— Start —

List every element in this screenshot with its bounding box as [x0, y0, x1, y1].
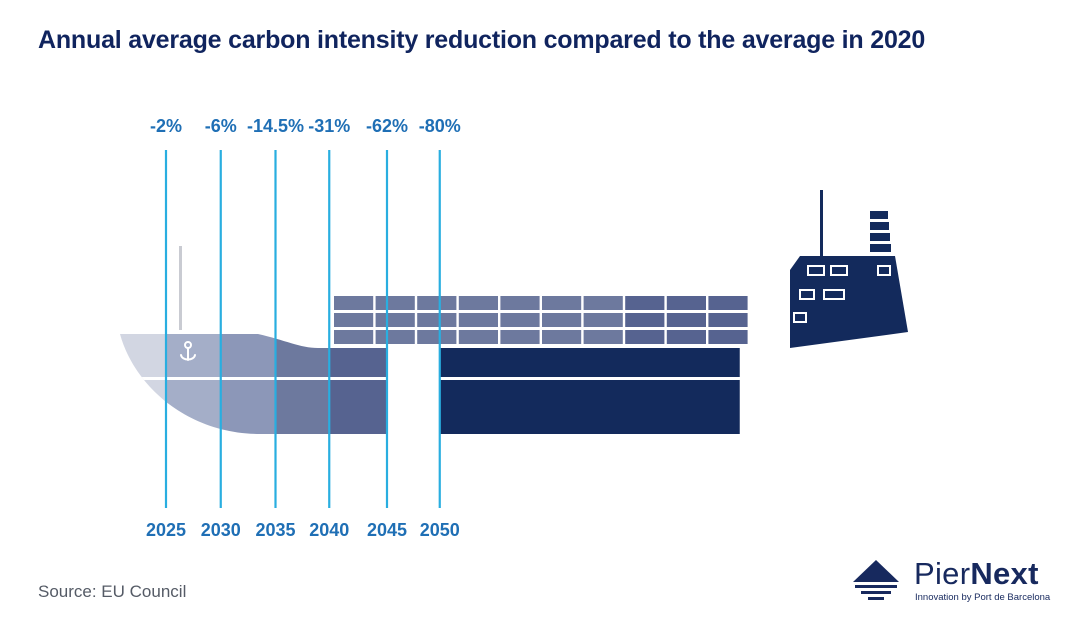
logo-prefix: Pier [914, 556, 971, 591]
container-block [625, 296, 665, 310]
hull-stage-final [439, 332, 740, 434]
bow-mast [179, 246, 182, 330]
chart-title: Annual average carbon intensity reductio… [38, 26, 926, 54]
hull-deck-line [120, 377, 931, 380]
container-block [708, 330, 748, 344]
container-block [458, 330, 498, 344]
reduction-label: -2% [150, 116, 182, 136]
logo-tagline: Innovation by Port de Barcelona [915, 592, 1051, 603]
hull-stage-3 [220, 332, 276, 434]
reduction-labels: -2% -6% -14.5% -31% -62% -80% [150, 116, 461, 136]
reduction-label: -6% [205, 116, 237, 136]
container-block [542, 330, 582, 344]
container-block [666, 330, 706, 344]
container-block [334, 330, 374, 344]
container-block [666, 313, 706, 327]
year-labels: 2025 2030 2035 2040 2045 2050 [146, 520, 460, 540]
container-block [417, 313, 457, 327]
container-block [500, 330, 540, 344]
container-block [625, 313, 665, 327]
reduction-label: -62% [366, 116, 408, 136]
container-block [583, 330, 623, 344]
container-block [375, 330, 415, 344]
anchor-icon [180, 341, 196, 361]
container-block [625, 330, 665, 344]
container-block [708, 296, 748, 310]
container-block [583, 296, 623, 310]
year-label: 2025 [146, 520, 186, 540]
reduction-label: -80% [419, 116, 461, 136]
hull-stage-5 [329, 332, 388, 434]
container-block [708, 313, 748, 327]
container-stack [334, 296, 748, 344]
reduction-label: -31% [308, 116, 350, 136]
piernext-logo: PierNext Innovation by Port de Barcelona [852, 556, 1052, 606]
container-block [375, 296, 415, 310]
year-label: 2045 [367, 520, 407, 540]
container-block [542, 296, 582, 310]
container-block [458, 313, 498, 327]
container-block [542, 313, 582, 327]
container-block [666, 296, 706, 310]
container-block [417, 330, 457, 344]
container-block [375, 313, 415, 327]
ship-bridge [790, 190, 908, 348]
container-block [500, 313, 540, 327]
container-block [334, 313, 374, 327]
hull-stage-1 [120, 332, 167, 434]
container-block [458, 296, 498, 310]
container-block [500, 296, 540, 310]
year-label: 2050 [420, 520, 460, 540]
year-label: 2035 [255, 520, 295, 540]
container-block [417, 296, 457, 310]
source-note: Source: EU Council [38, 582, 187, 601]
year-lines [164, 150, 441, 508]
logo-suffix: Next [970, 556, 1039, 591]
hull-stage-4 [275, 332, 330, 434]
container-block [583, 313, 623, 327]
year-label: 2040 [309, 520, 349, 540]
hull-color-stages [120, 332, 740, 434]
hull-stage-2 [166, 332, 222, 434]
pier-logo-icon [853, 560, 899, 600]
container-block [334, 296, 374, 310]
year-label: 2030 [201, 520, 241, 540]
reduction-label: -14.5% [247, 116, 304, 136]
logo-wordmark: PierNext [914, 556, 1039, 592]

— End —

• _REQUIRED WORK_:
Copy the listing from the line with "logo-prefix: Pier [914, 556, 971, 591]" up to and including the line with "container-block [542, 330, 582, 344]", reproducing each line without any change.

• _RESPONSE FOR THIS EXERCISE_:
logo-prefix: Pier [914, 556, 971, 591]
container-block [625, 296, 665, 310]
hull-stage-final [439, 332, 740, 434]
bow-mast [179, 246, 182, 330]
chart-title: Annual average carbon intensity reductio… [38, 26, 926, 54]
hull-deck-line [120, 377, 931, 380]
container-block [708, 330, 748, 344]
container-block [458, 330, 498, 344]
reduction-label: -2% [150, 116, 182, 136]
logo-tagline: Innovation by Port de Barcelona [915, 592, 1051, 603]
hull-stage-3 [220, 332, 276, 434]
reduction-labels: -2% -6% -14.5% -31% -62% -80% [150, 116, 461, 136]
reduction-label: -6% [205, 116, 237, 136]
container-block [542, 330, 582, 344]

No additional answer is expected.